» EXTRAIT FOURNI:
Chapeau : Avec Oxygène, le russe Ivan Viripaev empale, en un flux de mots, un XXIe siècle asphyxié. Le bulgare Galin Stoev met en scène cette vertigineuse partition musicale, interprétée par trois acteurs et un DJ. Au Théâtre de la Cité Internationale, à Paris, du 20 novembre au 19 décembre.

Source : Les éditions du mouvement (http://www.mouvement.net)

Genre : brève (Mots-clés : )

Genre Ressource : brève / notice

Apparence :

Rubrique : 2006

du 20/11/2006 00:00 au 19/12/2006 00:00
Salle : Théâtre de la Cité internationale (14e)
17 bd Jourdan
01 43 13 50 50
RER B Cité Universitaire
Paris 75014 France (Ile-de-France)

Paris France (Ile-de-France)



Texte : « Tu ne tueras point ; celui qui tuera sera jugé », décrète la Bible. Dans Oxygène d'Ivan Viripaev, on tue et on ne juge pas. On ne sait plus à quel saint se vouer : loin de toute morale, le Bien et le Mal font jeu égal. Au fil de ce texte structuré en dix compositions musicales – constituées de couplets, d'un refrain et d'un finale –, l'auteur détourne les dix commandements pour livrer un scanner affolé de l'actuelle confusion mondiale et mentale : avec colère, ironie et poésie, il empale un XXIe siècle asphyxié. La passion qu'éprouve un jeune provincial envers une fille branchée de la capitale n'est ici qu'un prétexte pour passer au crible les lois censées régir notre société.

» LISTE DES ACTIVITÉS:
a) Recopiez un passage du texte sur la pièce Oxygène, en commençant aux mots « Chapeau : Avec » et en vous arrêtant après « au 19 décembre. ».
b) D'après le texte sur la pièce Oxygène, en combien de compositions musicales l'œuvre d'Ivan Viripaev est-elle structurée ?
c) Prolongez le texte sur la pièce Oxygène au-delà de sa dernière phrase.

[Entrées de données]
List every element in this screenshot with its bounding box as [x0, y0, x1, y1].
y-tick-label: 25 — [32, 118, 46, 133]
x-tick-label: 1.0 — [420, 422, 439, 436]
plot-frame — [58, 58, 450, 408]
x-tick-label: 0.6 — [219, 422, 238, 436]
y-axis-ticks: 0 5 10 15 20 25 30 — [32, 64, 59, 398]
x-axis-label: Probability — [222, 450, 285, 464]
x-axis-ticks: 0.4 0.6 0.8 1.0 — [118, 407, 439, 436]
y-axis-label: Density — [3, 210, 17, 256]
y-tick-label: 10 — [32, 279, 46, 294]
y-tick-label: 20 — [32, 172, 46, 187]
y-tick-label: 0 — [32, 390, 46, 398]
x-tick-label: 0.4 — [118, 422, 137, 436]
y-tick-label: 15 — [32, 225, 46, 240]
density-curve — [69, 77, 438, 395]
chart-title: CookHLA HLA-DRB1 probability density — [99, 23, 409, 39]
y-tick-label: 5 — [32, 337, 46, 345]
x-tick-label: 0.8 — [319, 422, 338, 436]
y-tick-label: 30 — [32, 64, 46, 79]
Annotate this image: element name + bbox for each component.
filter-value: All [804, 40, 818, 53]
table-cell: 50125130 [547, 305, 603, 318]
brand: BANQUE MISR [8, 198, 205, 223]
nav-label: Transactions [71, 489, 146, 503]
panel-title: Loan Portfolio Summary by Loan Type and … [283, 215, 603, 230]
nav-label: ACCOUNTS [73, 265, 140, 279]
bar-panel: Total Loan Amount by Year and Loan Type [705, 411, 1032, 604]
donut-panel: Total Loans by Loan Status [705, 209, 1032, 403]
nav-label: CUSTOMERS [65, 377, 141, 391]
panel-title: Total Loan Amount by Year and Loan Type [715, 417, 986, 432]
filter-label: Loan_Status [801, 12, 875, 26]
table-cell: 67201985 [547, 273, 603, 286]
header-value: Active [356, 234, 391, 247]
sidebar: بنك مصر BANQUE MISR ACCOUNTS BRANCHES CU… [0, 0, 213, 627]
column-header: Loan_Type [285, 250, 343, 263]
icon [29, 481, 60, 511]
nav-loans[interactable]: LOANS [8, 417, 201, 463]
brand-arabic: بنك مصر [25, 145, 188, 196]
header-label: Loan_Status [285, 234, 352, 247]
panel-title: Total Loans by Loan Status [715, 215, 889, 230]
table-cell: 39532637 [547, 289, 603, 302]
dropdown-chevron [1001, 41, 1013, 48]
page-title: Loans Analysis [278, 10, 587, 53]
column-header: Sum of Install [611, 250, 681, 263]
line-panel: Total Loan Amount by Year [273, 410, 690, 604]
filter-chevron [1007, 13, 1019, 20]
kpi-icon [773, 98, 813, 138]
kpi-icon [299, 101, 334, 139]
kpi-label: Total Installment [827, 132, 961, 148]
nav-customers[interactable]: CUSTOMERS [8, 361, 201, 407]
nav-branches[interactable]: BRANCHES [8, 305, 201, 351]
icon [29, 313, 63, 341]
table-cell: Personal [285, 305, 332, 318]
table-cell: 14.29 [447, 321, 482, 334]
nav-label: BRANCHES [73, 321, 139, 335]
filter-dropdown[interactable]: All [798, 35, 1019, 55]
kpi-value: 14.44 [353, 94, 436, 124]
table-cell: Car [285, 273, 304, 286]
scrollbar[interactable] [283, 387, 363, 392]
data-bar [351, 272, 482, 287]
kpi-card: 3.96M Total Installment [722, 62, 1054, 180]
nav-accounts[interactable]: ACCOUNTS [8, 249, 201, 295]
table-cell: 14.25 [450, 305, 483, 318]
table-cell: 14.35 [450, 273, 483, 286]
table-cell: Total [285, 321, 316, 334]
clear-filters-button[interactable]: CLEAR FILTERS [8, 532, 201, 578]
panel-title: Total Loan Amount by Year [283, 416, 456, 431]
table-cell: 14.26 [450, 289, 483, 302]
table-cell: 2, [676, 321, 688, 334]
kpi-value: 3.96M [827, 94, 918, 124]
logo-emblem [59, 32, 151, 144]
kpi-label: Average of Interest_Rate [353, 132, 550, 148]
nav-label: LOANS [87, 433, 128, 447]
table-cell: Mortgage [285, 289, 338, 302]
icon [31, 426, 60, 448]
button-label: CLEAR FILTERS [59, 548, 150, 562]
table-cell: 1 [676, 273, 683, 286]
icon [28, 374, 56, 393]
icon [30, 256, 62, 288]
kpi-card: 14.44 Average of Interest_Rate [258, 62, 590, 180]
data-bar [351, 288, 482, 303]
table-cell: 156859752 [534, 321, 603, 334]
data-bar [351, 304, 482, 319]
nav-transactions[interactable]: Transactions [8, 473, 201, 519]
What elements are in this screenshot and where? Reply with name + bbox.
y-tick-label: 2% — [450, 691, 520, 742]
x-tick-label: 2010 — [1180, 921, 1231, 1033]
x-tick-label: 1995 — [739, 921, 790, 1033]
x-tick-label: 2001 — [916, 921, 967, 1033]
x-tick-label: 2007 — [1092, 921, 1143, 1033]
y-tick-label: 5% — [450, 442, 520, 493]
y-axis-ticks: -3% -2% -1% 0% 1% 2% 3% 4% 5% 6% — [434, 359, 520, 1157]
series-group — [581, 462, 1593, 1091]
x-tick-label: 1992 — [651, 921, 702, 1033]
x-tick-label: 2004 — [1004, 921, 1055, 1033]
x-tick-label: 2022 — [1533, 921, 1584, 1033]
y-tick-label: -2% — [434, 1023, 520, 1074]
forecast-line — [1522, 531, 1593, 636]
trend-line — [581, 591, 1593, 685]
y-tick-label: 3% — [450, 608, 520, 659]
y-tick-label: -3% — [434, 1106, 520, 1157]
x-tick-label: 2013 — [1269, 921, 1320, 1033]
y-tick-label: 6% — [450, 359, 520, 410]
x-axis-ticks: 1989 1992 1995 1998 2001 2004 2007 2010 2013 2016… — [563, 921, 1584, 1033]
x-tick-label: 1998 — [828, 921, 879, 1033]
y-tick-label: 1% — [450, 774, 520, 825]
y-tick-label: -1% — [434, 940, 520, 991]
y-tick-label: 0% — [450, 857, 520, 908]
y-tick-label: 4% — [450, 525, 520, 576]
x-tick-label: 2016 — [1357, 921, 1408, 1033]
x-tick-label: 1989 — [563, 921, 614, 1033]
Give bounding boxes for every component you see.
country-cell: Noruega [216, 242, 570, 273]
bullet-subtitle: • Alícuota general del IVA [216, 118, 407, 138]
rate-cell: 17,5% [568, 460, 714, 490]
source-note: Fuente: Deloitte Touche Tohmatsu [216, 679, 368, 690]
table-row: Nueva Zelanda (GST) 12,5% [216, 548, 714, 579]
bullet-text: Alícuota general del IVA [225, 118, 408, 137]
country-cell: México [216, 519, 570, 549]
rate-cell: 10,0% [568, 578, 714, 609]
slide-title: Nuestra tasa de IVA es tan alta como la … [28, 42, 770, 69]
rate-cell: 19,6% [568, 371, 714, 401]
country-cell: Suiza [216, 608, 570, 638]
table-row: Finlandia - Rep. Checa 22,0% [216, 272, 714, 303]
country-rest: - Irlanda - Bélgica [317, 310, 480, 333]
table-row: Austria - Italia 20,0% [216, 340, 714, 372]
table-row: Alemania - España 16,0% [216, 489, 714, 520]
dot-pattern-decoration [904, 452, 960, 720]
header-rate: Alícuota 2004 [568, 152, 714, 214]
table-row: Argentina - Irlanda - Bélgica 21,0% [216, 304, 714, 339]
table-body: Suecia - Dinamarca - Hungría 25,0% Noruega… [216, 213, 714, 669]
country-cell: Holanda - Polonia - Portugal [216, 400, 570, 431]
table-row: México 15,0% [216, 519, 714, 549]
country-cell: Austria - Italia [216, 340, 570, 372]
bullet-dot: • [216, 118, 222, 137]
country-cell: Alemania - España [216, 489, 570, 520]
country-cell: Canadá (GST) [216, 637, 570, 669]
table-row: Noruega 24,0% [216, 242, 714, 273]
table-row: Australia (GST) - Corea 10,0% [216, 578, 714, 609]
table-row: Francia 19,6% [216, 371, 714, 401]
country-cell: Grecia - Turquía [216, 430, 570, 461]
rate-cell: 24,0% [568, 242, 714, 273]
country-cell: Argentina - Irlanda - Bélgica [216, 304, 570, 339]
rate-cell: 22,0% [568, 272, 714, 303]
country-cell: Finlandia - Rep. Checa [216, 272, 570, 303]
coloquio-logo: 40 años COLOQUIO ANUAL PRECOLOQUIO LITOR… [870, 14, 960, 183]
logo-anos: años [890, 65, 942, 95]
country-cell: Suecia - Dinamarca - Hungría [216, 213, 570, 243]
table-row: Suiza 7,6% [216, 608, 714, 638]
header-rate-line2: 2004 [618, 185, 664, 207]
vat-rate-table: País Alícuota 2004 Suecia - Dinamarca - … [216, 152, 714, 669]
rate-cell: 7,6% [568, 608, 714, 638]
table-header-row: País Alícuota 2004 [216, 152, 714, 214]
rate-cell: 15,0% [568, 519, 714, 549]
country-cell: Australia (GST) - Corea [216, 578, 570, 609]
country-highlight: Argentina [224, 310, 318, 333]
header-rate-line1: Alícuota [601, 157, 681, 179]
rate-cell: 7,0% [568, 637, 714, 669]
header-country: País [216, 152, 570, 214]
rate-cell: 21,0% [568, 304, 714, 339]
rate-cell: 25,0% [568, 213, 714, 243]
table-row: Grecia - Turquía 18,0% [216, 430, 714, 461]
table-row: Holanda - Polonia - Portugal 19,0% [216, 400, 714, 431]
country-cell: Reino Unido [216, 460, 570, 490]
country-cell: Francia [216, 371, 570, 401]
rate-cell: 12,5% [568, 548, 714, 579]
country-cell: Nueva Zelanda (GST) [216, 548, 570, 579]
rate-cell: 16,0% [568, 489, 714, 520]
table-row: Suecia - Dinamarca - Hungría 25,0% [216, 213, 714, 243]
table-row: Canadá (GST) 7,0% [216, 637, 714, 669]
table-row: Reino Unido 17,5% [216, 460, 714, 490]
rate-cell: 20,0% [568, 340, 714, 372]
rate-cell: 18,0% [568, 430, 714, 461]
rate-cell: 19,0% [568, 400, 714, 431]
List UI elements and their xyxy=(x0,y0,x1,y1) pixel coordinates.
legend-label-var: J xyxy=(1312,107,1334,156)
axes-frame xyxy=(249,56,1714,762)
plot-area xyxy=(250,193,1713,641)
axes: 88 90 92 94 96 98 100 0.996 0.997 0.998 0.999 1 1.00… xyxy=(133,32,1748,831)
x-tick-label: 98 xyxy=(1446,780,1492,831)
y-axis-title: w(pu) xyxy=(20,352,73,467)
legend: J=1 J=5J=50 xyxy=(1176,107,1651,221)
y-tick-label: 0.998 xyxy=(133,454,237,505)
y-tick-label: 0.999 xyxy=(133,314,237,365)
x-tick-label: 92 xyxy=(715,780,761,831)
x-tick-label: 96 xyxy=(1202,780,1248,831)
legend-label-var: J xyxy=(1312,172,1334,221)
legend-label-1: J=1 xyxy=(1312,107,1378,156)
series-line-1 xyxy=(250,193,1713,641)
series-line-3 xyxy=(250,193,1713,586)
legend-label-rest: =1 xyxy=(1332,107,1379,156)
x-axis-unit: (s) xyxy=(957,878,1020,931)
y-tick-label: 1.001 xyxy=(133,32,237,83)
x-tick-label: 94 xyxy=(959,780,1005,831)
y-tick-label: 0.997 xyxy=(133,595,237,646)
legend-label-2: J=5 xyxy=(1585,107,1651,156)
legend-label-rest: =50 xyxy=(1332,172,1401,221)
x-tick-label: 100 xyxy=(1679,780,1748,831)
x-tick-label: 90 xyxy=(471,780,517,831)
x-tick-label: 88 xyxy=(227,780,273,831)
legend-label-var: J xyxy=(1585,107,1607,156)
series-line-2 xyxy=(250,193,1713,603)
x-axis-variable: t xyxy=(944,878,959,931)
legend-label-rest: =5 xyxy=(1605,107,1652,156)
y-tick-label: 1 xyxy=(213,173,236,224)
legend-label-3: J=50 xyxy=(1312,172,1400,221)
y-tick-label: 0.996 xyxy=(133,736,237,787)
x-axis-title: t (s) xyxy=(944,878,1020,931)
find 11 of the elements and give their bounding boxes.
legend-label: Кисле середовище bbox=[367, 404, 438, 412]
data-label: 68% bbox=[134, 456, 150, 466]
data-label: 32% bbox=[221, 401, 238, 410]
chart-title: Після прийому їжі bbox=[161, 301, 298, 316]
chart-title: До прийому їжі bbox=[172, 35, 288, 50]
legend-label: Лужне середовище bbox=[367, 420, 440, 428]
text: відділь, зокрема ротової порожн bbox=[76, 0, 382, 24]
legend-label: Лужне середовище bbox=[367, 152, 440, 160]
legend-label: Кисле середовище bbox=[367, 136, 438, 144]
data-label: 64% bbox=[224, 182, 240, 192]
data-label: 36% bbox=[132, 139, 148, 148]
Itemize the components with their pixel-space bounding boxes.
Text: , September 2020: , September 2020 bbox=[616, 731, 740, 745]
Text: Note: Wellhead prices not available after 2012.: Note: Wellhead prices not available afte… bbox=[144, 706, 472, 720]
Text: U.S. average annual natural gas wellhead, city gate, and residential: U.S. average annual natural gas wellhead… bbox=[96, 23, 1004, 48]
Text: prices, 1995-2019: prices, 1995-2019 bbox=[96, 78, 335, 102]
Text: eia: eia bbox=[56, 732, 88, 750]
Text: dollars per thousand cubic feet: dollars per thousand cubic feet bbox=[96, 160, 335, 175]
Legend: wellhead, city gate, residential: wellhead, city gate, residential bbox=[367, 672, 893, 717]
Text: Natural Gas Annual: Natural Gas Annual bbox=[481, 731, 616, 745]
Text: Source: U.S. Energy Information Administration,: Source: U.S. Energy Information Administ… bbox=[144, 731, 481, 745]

» RÉPONSES PAR EXERCICE:
a)
Chapeau : Avec Oxygène, le russe Ivan Viripaev empale, en un flux de mots, un XXIe siècle asphyxié. Le bulgare Galin Stoev met en scène cette vertigineuse partition musicale, interprétée par trois acteurs et un DJ. Au Théâtre de la Cité Internationale, à Paris, du 20 novembre au 19 décembre.

b) En dix compositions musicales.

c)
En un dense flux de mots, Ivan Viripaev, né en 1974, citoyen d'une Russie présidée par Poutine – il vit à Moscou –, alpague ce qu'on nomme la « démocratie » : le fossé éhonté entre les riches et les pauvres, la pub, la télé... De sa Kalashnikov verbale, il tire à balles serrées sur la situation internationale où la flambée du terrorisme, du religieux, le 11 Septembre, le conflit israélo-palestinien... présagent ce qui se prépare en guise d'avenir radieux.
Ses phrases, qui se permettent par à-coups un commentaire sur l'acte théâtral en jeu, ses phrases qui râpent, ruent, se désespèrent et rient de l'absurdité du monde, spasment rythmiquement non seulement en électrochocs politiques mais aussi en spirales métaphysiques. Car si elles étrillent les égoïsmes personnels, si elles interrogent l'amour, le sexe, la conscience, etc., elles fouillent la question centrale, celle-là même qui est au cœur de la pièce : le sens, son besoin, son manque. « Le sens réside dans la possibilité de respirer, même après la mort, de l'oxygène... », dit l'homme. « Chercher du sens dans le sens, c'est tout simplement manquer d'éducation et de culture », dit la femme. Ivan Viripaev, dramaturge de l'Est, est le porte-parole d'une génération qui se débat entre un Dieu qui est mort et un ultra-libéralisme mortifère.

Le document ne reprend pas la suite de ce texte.